The lasting significance of Amsterdam’s trajectory is not the volume of capacity it lost it is the signal it sent. A market that chose to restrict development for grid and land-use reasons demonstrated that European cities with high data centre concentration faced a genuine governance dilemma: the infrastructure that made them attractive also threatened to make them unmanageable. That dilemma is not unique to Amsterdam. It runs through every constrained European market, and the way different jurisdictions navigate it is now one of the most consequential variables in the continental distribution of AI infrastructure investment. Amsterdam chose restriction. Dublin chose conditional access. Other markets chose to compete on the basis of what they could offer rather than what they needed to limit.
────────────────────────────────────────
Given task:
In the passage about Amsterdam's data center market, what approach did Dublin choose?

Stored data
────────────────────────────────────────
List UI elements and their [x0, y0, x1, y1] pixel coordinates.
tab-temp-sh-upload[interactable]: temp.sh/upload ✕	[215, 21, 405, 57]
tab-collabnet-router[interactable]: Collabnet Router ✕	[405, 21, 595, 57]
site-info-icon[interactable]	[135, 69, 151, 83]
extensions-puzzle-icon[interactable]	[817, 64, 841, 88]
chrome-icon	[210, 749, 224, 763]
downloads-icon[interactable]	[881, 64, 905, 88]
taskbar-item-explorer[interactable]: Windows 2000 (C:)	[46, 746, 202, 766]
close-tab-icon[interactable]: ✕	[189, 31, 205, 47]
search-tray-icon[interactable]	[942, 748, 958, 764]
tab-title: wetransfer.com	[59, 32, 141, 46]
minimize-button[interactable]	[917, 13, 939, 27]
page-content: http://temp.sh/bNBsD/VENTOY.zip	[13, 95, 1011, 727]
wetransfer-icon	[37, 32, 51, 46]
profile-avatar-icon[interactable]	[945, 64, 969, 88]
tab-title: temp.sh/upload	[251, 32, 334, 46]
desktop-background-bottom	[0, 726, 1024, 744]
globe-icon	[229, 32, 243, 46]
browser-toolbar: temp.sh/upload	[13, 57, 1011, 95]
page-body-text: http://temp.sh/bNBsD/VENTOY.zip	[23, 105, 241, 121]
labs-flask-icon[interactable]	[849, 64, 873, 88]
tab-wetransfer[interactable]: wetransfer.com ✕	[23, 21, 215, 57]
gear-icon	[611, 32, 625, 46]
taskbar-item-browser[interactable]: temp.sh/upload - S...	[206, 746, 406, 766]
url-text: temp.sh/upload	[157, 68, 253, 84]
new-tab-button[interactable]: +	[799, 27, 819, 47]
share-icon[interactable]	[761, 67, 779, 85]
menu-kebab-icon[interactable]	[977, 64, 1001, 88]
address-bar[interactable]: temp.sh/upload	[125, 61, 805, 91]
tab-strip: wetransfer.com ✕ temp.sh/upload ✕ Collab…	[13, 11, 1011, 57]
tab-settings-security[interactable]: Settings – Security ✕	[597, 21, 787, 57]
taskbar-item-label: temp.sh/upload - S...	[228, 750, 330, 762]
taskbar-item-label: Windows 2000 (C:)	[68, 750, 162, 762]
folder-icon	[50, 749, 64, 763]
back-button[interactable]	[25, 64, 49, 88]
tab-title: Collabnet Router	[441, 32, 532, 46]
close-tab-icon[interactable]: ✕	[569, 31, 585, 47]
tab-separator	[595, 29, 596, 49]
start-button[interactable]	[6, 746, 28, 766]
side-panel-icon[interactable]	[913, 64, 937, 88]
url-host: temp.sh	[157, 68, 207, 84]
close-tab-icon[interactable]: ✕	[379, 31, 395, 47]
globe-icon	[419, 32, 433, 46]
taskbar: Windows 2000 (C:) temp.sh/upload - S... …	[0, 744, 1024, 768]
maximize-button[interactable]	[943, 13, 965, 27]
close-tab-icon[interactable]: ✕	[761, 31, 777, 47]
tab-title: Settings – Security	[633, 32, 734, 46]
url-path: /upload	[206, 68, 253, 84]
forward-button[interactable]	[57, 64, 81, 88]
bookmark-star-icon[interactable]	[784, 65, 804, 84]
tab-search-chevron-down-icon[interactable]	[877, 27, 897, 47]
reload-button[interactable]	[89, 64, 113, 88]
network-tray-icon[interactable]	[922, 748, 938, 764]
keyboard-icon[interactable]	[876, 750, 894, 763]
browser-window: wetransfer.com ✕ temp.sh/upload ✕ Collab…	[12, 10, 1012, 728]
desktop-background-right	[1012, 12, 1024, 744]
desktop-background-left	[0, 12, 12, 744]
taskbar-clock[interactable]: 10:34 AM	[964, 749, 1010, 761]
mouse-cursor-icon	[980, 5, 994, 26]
────────────────────────────────────────
Result for this task:
Conditional access.